◆ **What this task involves**
Reading down the listing below, count the lines where the word "about" shows up, then give only that count.

◆ **Provided data**
★ ★ ★ ★
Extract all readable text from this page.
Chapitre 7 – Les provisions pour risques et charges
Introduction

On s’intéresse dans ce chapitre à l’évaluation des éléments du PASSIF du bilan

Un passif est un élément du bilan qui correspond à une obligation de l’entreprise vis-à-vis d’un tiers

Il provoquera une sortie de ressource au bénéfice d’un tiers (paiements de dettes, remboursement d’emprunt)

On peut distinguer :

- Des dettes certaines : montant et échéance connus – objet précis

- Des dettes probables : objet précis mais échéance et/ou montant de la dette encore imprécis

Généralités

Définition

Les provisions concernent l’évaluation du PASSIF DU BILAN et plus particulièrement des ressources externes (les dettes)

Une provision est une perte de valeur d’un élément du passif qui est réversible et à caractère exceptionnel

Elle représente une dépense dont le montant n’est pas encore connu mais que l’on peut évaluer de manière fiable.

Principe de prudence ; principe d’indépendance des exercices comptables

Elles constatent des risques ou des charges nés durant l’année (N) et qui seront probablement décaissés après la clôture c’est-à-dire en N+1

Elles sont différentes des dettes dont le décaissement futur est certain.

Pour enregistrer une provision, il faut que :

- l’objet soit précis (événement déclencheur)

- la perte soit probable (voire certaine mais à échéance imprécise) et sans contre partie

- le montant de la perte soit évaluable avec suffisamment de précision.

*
★ ★ ★ ★
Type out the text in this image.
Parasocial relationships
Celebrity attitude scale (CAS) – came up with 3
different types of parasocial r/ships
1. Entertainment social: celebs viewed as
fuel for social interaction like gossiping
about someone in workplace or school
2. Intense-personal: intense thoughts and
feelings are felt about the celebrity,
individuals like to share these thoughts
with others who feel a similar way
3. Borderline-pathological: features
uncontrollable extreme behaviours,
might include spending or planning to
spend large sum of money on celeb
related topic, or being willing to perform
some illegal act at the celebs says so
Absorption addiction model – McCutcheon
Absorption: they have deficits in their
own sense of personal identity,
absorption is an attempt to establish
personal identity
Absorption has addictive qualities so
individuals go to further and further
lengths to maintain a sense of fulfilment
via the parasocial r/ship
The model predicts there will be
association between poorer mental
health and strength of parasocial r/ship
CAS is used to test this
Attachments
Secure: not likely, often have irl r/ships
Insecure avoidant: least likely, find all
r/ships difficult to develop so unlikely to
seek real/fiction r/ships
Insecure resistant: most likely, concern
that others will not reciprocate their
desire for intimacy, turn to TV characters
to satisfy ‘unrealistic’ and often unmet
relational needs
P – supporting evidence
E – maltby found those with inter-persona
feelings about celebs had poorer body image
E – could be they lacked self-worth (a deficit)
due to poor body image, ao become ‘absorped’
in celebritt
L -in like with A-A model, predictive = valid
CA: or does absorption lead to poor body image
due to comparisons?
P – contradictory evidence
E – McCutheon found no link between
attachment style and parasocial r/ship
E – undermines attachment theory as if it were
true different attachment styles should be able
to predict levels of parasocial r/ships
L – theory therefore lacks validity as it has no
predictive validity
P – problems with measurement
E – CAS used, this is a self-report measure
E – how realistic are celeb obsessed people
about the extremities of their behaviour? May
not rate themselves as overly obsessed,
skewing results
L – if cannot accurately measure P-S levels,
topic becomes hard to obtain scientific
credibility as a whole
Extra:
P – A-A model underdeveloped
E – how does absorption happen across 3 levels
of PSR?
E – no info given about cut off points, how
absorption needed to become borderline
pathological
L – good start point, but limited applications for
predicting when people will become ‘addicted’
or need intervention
★ ★ ★ ★
◆ **Task response**
5